** SET EXERCISE **
In the mailing-list post about std::vector's freestore management, roughly how much storage does the author say many vendors' implementations may allocate relative to what is required?

** DOCUMENT SECTION **
--- Start ---
This is the mail archive of the libstdc++@gcc.gnu.org mailing list for the libstdc++ project.
Index Nav:	[Date Index] [Subject Index] [Author Index] [Thread Index]
Message Nav:	[Date Prev] [Date Next]	[Thread Prev] [Thread Next]
Other format:	[Raw text]
std::vector's freestore management

From: Daniel Kostecky <dk at kotelna dot sk>
To: "comp.std.c++ e-mail submission" <std-c++ at ncar dot ucar dot edu>, GCC std C++ library discussion <libstdc++ at gcc dot gnu dot org>
Date: Mon, 8 Apr 2002 20:47:51 +0200
Subject: std::vector's freestore management
Reply-to: Daniel Kostecky <dk at kotelna dot sk>
Dear C++ users,

The space overhead introduced in std::vector prevents the reallocation
from occuring too frequently. This in turn should make the programs
run faster, since less operations have to be performed.
Unfortunately, in special situations, e.g. when vectors consuming huge
amounts of memory are used, this space overhead may make the program
to run very slowly in swapping environments. Or even such a program
may fail with the out of memory error. The reason behind is that
the std::vector's space overhead is considerable in many vendors
implementations (roughly speaking twice the storage may be allocated
than it is required). Moreover, the standard provides the users
with no handy means to alter the behaviour defined
in the vendors' implementations.
A possible way how to circumvent this difficulty without compromising
the existing standards and the existing code is to enhance std::vector
by introducing special objects that will provide std::vector instances
with hints on what to do when the size is about to get changed.
These 'capacity hint' objects may be supplied by users when a special
behaviour is needed. If not supplied, std::vector will fall back
to the default behaviour.

Those interested in technical details are kindly ask to consult
the appendix.

Well, I'm afraid, that I'm about to create a patch against my favourite
vendor's, that is GNU's, std C++ library implementation. This will give
me more comfort when using std::vector in my projects.
--- End ---
** STORED DATA **
--- Start ---
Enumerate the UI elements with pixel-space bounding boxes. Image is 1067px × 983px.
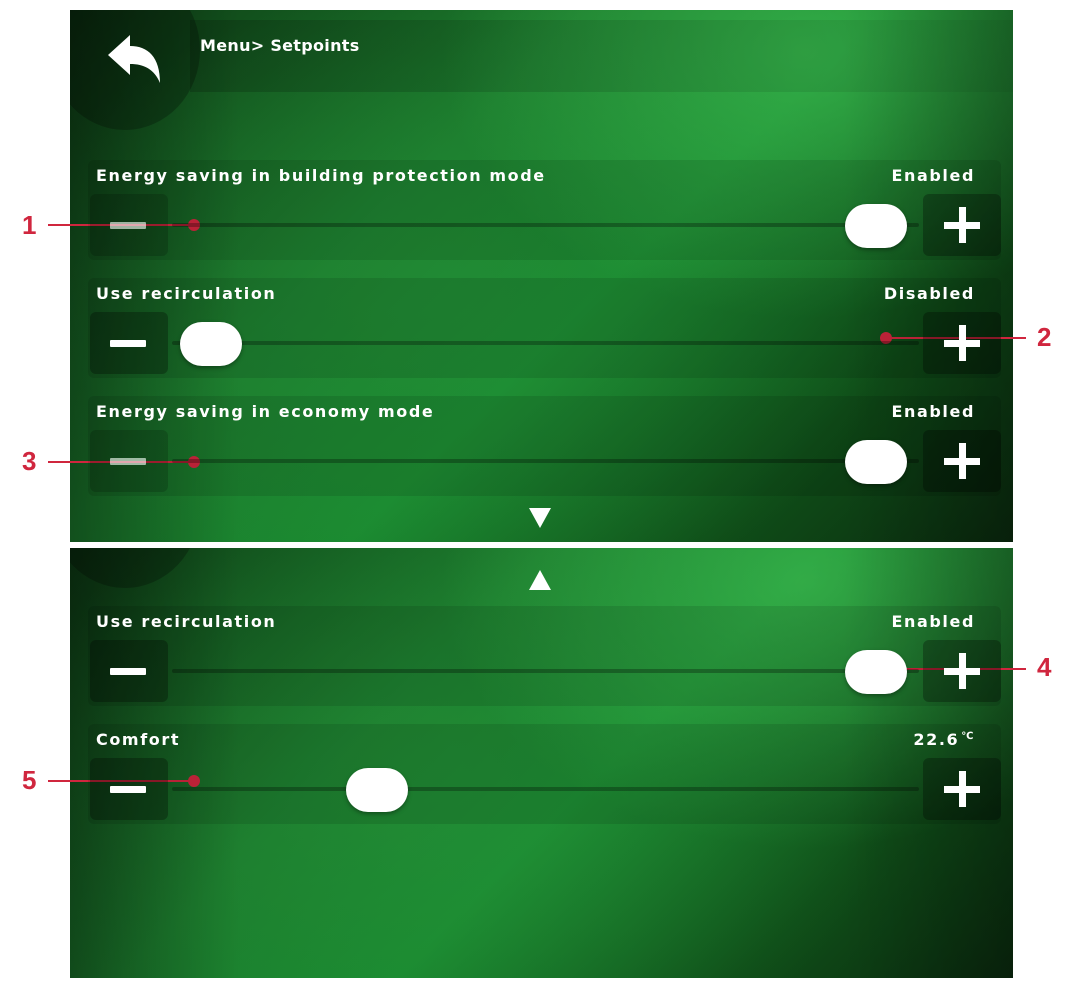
--- End ---
** EXERCISE ANSWER **
Roughly twice the storage that is required.